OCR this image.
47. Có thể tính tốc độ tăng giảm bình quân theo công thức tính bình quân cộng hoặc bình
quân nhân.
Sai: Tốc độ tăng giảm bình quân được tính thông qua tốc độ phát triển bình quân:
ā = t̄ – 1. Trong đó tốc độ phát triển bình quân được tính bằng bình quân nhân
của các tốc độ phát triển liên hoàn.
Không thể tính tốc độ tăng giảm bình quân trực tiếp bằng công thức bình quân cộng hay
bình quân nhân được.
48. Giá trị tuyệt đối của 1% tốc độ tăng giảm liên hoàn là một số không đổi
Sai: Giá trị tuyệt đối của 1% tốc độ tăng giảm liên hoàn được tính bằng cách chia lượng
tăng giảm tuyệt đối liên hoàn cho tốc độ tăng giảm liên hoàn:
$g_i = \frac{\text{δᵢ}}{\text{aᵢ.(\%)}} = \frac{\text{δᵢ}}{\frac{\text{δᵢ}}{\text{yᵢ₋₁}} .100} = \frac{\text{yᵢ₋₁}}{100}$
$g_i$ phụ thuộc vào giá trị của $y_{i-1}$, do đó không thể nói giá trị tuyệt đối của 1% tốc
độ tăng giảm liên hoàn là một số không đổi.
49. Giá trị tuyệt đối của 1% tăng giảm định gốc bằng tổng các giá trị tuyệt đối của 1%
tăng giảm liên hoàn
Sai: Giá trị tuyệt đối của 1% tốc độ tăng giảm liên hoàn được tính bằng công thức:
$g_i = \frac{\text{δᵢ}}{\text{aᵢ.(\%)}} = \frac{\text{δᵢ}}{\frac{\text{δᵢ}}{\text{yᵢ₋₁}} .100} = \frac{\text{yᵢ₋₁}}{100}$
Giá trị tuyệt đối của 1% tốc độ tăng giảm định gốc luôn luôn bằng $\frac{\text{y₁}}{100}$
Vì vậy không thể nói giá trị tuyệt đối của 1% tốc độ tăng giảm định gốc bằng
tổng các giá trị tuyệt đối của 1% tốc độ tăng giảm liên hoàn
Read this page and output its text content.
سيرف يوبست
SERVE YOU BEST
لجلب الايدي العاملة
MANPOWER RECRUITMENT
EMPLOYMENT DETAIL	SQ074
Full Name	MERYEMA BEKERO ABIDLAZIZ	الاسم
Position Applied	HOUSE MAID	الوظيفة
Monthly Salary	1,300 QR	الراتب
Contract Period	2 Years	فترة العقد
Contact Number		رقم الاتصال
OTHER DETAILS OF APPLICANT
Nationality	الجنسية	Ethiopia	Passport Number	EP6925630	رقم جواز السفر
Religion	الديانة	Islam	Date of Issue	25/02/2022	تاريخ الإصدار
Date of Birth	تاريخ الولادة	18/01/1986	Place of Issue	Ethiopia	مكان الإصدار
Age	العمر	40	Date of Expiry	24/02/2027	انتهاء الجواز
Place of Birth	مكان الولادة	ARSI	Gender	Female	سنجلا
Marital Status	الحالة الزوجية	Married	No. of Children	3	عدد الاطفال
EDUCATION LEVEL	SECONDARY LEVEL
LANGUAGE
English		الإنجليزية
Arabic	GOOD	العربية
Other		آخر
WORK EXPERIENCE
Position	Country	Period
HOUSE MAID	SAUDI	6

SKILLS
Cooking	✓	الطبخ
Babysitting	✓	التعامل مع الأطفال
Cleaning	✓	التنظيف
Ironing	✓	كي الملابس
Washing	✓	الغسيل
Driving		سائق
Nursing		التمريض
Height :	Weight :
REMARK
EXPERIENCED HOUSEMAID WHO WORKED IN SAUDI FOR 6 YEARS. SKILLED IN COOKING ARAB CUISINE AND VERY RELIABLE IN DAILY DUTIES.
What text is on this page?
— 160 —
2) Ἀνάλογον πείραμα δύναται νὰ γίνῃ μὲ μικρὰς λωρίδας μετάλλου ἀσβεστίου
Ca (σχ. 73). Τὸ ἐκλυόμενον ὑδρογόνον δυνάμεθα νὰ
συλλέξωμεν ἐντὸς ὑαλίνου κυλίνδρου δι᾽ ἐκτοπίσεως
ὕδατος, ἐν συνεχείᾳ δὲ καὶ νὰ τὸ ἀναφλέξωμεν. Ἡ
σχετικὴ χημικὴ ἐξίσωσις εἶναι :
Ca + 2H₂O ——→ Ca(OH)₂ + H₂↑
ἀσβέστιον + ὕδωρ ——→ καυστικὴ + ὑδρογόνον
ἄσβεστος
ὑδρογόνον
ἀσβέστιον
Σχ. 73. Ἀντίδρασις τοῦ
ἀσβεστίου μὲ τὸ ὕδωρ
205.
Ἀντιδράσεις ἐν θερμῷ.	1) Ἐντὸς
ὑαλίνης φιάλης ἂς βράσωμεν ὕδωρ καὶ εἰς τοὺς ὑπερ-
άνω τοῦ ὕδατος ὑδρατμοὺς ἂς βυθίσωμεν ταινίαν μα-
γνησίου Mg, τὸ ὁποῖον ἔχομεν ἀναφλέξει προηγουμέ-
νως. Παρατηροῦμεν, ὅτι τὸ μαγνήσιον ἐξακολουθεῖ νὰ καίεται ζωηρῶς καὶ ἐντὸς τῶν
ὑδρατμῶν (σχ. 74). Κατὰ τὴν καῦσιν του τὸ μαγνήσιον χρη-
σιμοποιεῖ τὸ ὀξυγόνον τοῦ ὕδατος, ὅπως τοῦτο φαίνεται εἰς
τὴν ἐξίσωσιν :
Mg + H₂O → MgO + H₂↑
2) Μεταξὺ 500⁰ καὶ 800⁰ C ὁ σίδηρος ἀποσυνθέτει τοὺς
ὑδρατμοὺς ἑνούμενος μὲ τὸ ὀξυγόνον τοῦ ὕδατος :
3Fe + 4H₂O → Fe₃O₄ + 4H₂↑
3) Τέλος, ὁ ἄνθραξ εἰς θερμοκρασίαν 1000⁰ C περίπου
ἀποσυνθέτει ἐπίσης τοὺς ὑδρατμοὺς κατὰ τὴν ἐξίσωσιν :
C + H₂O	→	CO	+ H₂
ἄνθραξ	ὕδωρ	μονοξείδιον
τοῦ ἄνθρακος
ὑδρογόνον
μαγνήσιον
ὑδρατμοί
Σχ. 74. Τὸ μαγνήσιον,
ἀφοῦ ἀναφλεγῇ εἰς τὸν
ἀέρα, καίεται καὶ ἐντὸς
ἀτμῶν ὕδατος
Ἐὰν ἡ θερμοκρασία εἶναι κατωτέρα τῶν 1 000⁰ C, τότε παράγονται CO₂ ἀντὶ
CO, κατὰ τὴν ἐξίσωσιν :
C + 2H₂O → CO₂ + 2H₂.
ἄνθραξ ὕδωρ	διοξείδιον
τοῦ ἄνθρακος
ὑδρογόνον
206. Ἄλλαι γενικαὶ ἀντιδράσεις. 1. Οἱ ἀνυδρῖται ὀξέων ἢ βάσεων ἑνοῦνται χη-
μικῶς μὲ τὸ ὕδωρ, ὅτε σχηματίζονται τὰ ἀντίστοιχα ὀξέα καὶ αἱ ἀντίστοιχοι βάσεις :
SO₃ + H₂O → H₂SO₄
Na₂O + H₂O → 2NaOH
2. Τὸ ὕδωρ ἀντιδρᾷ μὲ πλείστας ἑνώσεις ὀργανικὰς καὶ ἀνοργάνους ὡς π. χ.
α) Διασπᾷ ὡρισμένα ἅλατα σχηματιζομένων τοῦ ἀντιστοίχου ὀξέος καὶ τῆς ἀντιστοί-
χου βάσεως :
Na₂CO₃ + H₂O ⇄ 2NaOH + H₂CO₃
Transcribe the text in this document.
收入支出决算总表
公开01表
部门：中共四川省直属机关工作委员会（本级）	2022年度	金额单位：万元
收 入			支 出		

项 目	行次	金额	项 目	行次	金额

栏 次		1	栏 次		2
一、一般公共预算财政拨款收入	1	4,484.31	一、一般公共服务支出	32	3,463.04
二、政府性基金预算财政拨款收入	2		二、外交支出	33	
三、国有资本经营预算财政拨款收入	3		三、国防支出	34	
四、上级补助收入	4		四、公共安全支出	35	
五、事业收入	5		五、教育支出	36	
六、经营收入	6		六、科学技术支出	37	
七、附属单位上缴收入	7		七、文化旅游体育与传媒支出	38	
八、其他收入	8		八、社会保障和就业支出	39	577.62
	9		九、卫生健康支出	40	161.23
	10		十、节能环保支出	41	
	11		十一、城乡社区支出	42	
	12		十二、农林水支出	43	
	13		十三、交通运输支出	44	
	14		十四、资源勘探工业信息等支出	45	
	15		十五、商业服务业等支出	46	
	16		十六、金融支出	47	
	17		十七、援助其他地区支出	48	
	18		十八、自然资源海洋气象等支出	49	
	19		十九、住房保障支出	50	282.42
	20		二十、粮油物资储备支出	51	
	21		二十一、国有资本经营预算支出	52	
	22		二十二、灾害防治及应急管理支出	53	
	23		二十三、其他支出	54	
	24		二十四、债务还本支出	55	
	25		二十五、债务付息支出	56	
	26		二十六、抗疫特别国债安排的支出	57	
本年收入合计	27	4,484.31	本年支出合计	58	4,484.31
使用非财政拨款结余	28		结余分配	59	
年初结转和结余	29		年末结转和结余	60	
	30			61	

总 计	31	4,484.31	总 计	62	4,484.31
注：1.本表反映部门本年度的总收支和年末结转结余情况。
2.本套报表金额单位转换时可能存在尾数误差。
-------------------------
▸ Exercise brief
Copy exactly the line containing "Transcribe the text in this document." and every line after it, ending with the last line of the records above.

▸ Solution
Transcribe the text in this document.
收入支出决算总表
公开01表
部门：中共四川省直属机关工作委员会（本级）	2022年度	金额单位：万元
收 入			支 出		

项 目	行次	金额	项 目	行次	金额

栏 次		1	栏 次		2
一、一般公共预算财政拨款收入	1	4,484.31	一、一般公共服务支出	32	3,463.04
二、政府性基金预算财政拨款收入	2		二、外交支出	33	
三、国有资本经营预算财政拨款收入	3		三、国防支出	34	
四、上级补助收入	4		四、公共安全支出	35	
五、事业收入	5		五、教育支出	36	
六、经营收入	6		六、科学技术支出	37	
七、附属单位上缴收入	7		七、文化旅游体育与传媒支出	38	
八、其他收入	8		八、社会保障和就业支出	39	577.62
	9		九、卫生健康支出	40	161.23
	10		十、节能环保支出	41	
	11		十一、城乡社区支出	42	
	12		十二、农林水支出	43	
	13		十三、交通运输支出	44	
	14		十四、资源勘探工业信息等支出	45	
	15		十五、商业服务业等支出	46	
	16		十六、金融支出	47	
	17		十七、援助其他地区支出	48	
	18		十八、自然资源海洋气象等支出	49	
	19		十九、住房保障支出	50	282.42
	20		二十、粮油物资储备支出	51	
	21		二十一、国有资本经营预算支出	52	
	22		二十二、灾害防治及应急管理支出	53	
	23		二十三、其他支出	54	
	24		二十四、债务还本支出	55	
	25		二十五、债务付息支出	56	
	26		二十六、抗疫特别国债安排的支出	57	
本年收入合计	27	4,484.31	本年支出合计	58	4,484.31
使用非财政拨款结余	28		结余分配	59	
年初结转和结余	29		年末结转和结余	60	
	30			61	

总 计	31	4,484.31	总 计	62	4,484.31
注：1.本表反映部门本年度的总收支和年末结转结余情况。
2.本套报表金额单位转换时可能存在尾数误差。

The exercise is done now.